• **EXERCISE BRIEF**
Reproduce the listing below word for word, beginning with its first line and continuing through the line that contains "row-label-volatility: Volatility [27,191,73,201]", including that line.

Items listed in a dataset:
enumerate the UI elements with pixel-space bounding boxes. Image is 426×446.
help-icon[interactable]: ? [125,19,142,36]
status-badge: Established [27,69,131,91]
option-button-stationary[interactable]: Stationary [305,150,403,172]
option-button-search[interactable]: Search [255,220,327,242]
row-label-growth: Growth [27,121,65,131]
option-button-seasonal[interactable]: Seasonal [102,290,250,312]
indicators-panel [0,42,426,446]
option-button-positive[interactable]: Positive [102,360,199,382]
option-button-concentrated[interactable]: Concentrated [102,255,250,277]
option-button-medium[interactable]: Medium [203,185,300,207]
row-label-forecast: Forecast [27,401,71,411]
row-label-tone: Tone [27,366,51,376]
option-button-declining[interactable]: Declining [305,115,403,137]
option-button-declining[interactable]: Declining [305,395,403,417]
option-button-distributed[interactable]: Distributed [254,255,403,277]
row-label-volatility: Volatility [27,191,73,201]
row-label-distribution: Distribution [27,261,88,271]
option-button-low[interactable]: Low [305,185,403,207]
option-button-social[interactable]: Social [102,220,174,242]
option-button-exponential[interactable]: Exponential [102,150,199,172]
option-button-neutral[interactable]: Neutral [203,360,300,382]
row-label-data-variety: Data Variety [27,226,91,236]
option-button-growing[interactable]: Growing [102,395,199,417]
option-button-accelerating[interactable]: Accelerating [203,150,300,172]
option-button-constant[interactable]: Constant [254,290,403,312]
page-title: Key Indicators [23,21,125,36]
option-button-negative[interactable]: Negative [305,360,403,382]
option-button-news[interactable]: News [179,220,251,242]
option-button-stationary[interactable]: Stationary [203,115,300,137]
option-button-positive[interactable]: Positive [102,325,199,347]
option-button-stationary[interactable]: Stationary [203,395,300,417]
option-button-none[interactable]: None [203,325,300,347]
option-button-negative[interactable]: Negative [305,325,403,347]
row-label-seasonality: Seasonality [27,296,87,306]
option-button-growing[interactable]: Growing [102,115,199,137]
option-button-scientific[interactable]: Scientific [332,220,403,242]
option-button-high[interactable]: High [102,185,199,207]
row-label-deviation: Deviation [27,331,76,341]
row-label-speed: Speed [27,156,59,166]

• **FINAL RESULT**
enumerate the UI elements with pixel-space bounding boxes. Image is 426×446.
help-icon[interactable]: ? [125,19,142,36]
status-badge: Established [27,69,131,91]
option-button-stationary[interactable]: Stationary [305,150,403,172]
option-button-search[interactable]: Search [255,220,327,242]
row-label-growth: Growth [27,121,65,131]
option-button-seasonal[interactable]: Seasonal [102,290,250,312]
indicators-panel [0,42,426,446]
option-button-positive[interactable]: Positive [102,360,199,382]
option-button-concentrated[interactable]: Concentrated [102,255,250,277]
option-button-medium[interactable]: Medium [203,185,300,207]
row-label-forecast: Forecast [27,401,71,411]
row-label-tone: Tone [27,366,51,376]
option-button-declining[interactable]: Declining [305,115,403,137]
option-button-declining[interactable]: Declining [305,395,403,417]
option-button-distributed[interactable]: Distributed [254,255,403,277]
row-label-volatility: Volatility [27,191,73,201]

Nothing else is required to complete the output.